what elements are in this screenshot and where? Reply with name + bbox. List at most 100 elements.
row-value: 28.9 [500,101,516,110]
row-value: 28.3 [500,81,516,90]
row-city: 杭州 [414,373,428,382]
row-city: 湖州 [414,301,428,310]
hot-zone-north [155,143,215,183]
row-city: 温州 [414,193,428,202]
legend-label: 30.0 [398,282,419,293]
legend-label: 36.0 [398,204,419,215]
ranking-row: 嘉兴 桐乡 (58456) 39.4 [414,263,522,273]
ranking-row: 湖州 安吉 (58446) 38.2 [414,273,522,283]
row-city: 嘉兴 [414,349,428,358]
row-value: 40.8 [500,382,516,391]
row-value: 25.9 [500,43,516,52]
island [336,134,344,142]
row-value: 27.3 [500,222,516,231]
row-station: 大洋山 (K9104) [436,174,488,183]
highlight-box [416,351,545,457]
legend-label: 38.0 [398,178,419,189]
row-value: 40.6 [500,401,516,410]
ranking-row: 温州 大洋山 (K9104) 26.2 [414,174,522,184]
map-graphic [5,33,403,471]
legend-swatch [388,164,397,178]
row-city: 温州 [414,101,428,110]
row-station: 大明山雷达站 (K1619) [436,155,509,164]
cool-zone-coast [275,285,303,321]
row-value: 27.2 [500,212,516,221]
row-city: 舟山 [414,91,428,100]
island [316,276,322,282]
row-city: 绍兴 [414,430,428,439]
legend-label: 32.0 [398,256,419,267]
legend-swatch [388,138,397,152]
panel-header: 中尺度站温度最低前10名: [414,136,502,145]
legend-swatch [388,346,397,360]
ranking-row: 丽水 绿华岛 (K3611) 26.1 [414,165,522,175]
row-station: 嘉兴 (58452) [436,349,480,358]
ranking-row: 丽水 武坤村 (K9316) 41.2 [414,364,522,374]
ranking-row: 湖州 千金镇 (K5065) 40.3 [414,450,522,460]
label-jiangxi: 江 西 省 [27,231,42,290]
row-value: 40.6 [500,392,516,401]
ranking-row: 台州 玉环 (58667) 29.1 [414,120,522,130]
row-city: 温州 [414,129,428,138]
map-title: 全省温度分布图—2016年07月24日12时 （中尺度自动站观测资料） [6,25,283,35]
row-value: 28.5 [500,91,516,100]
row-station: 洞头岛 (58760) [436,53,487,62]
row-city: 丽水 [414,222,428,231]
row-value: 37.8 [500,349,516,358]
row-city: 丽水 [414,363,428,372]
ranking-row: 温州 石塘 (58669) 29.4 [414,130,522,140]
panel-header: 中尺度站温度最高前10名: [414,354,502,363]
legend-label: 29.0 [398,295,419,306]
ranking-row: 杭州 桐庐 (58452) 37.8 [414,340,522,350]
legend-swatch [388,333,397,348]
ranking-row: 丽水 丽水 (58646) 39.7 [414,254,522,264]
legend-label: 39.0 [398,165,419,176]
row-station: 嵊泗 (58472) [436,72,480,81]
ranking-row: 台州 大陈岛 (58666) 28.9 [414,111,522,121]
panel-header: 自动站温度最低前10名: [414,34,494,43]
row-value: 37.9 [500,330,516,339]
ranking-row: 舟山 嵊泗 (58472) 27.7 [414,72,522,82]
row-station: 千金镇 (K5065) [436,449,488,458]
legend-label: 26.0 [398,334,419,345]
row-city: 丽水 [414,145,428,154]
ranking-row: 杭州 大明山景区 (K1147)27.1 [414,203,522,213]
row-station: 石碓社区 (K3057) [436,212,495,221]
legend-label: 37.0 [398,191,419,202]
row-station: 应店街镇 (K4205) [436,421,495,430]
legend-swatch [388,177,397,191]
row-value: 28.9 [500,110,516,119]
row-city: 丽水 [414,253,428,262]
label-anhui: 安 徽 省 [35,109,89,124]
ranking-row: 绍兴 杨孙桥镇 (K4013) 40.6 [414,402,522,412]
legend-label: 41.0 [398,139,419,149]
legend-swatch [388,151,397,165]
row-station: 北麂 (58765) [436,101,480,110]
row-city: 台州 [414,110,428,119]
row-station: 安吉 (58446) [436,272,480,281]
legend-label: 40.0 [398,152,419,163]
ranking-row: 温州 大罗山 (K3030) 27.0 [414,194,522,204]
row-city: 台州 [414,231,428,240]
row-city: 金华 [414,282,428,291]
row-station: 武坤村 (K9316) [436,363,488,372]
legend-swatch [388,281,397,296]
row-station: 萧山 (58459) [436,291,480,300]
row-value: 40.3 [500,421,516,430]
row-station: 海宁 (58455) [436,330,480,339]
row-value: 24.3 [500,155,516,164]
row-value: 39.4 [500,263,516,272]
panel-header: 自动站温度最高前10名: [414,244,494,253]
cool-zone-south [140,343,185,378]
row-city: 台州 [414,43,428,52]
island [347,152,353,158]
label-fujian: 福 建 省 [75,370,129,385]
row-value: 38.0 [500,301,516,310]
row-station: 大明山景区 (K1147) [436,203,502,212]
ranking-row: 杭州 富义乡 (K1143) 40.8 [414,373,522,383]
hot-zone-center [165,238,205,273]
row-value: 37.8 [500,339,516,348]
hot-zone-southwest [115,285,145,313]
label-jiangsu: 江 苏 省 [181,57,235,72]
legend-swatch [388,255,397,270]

What you need to do: Rewrite the records above as a Markdown table with two columns, Row and Entry, giving each line its number and its text and leaving out any blank lines.

Full answer:
| Row | Entry |
|---|---|
| 1 | what elements are in this screenshot and where? Reply with name + bbox. List at most 100 elements. |
| 2 | row-value: 28.9 [500,101,516,110] |
| 3 | row-value: 28.3 [500,81,516,90] |
| 4 | row-city: 杭州 [414,373,428,382] |
| 5 | row-city: 湖州 [414,301,428,310] |
| 6 | hot-zone-north [155,143,215,183] |
| 7 | row-city: 温州 [414,193,428,202] |
| 8 | legend-label: 30.0 [398,282,419,293] |
| 9 | legend-label: 36.0 [398,204,419,215] |
| 10 | ranking-row: 嘉兴 桐乡 (58456) 39.4 [414,263,522,273] |
| 11 | ranking-row: 湖州 安吉 (58446) 38.2 [414,273,522,283] |
| 12 | row-city: 嘉兴 [414,349,428,358] |
| 13 | row-value: 40.8 [500,382,516,391] |
| 14 | row-value: 25.9 [500,43,516,52] |
| 15 | island [336,134,344,142] |
| 16 | row-value: 27.3 [500,222,516,231] |
| 17 | row-station: 大洋山 (K9104) [436,174,488,183] |
| 18 | highlight-box [416,351,545,457] |
| 19 | legend-label: 38.0 [398,178,419,189] |
| 20 | row-value: 40.6 [500,401,516,410] |
| 21 | ranking-row: 温州 大洋山 (K9104) 26.2 [414,174,522,184] |
| 22 | map-graphic [5,33,403,471] |
| 23 | legend-swatch [388,164,397,178] |
| 24 | row-city: 温州 [414,101,428,110] |
| 25 | row-station: 大明山雷达站 (K1619) [436,155,509,164] |
| 26 | cool-zone-coast [275,285,303,321] |
| 27 | row-value: 27.2 [500,212,516,221] |
| 28 | row-city: 舟山 [414,91,428,100] |
| 29 | island [316,276,322,282] |
| 30 | row-city: 绍兴 [414,430,428,439] |
| 31 | legend-label: 32.0 [398,256,419,267] |
| 32 | legend-swatch [388,138,397,152] |
| 33 | panel-header: 中尺度站温度最低前10名: [414,136,502,145] |
| 34 | legend-swatch [388,346,397,360] |
| 35 | ranking-row: 丽水 绿华岛 (K3611) 26.1 [414,165,522,175] |
| 36 | row-station: 嘉兴 (58452) [436,349,480,358] |
| 37 | ranking-row: 丽水 武坤村 (K9316) 41.2 [414,364,522,374] |
| 38 | ranking-row: 湖州 千金镇 (K5065) 40.3 [414,450,522,460] |
| 39 | label-jiangxi: 江 西 省 [27,231,42,290] |
| 40 | row-value: 40.6 [500,392,516,401] |
| 41 | ranking-row: 台州 玉环 (58667) 29.1 [414,120,522,130] |
| 42 | row-city: 温州 [414,129,428,138] |
| 43 | map-title: 全省温度分布图—2016年07月24日12时 （中尺度自动站观测资料） [6,25,283,35] |
| 44 | row-value: 28.5 [500,91,516,100] |
| 45 | row-station: 洞头岛 (58760) [436,53,487,62] |
| 46 | row-city: 丽水 [414,222,428,231] |
| 47 | row-value: 37.8 [500,349,516,358] |
| 48 | row-city: 丽水 [414,363,428,372] |
| 49 | ranking-row: 温州 石塘 (58669) 29.4 [414,130,522,140] |
| 50 | panel-header: 中尺度站温度最高前10名: [414,354,502,363] |
| 51 | legend-label: 29.0 [398,295,419,306] |
| 52 | ranking-row: 杭州 桐庐 (58452) 37.8 [414,340,522,350] |
| 53 | legend-swatch [388,333,397,348] |
| 54 | ranking-row: 丽水 丽水 (58646) 39.7 [414,254,522,264] |
| 55 | legend-label: 39.0 [398,165,419,176] |
| 56 | row-station: 嵊泗 (58472) [436,72,480,81] |
| 57 | ranking-row: 台州 大陈岛 (58666) 28.9 [414,111,522,121] |
| 58 | panel-header: 自动站温度最低前10名: [414,34,494,43] |
| 59 | row-value: 37.9 [500,330,516,339] |
| 60 | ranking-row: 舟山 嵊泗 (58472) 27.7 [414,72,522,82] |
| 61 | row-station: 千金镇 (K5065) [436,449,488,458] |
| 62 | legend-label: 26.0 [398,334,419,345] |
| 63 | row-city: 丽水 [414,145,428,154] |
| 64 | ranking-row: 杭州 大明山景区 (K1147)27.1 [414,203,522,213] |
| 65 | row-station: 石碓社区 (K3057) [436,212,495,221] |
| 66 | legend-label: 37.0 [398,191,419,202] |
| 67 | row-station: 应店街镇 (K4205) [436,421,495,430] |
| 68 | legend-swatch [388,177,397,191] |
| 69 | row-value: 28.9 [500,110,516,119] |
| 70 | row-city: 丽水 [414,253,428,262] |
| 71 | label-anhui: 安 徽 省 [35,109,89,124] |
| 72 | ranking-row: 绍兴 杨孙桥镇 (K4013) 40.6 [414,402,522,412] |
| 73 | legend-label: 41.0 [398,139,419,149] |
| 74 | legend-swatch [388,151,397,165] |
| 75 | row-station: 北麂 (58765) [436,101,480,110] |
| 76 | row-city: 台州 [414,110,428,119] |
| 77 | row-station: 安吉 (58446) [436,272,480,281] |
| 78 | legend-label: 40.0 [398,152,419,163] |
| 79 | ranking-row: 温州 大罗山 (K3030) 27.0 [414,194,522,204] |
| 80 | row-city: 台州 [414,231,428,240] |
| 81 | row-city: 金华 [414,282,428,291] |
| 82 | row-station: 武坤村 (K9316) [436,363,488,372] |
| 83 | legend-swatch [388,281,397,296] |
| 84 | row-station: 萧山 (58459) [436,291,480,300] |
| 85 | row-value: 40.3 [500,421,516,430] |
| 86 | row-station: 海宁 (58455) [436,330,480,339] |
| 87 | row-value: 24.3 [500,155,516,164] |
| 88 | row-value: 39.4 [500,263,516,272] |
| 89 | panel-header: 自动站温度最高前10名: [414,244,494,253] |
| 90 | cool-zone-south [140,343,185,378] |
| 91 | row-city: 台州 [414,43,428,52] |
| 92 | island [347,152,353,158] |
| 93 | label-fujian: 福 建 省 [75,370,129,385] |
| 94 | row-value: 38.0 [500,301,516,310] |
| 95 | row-station: 大明山景区 (K1147) [436,203,502,212] |
| 96 | ranking-row: 杭州 富义乡 (K1143) 40.8 [414,373,522,383] |
| 97 | hot-zone-center [165,238,205,273] |
| 98 | row-value: 37.8 [500,339,516,348] |
| 99 | hot-zone-southwest [115,285,145,313] |
| 100 | label-jiangsu: 江 苏 省 [181,57,235,72] |
| 101 | legend-swatch [388,255,397,270] |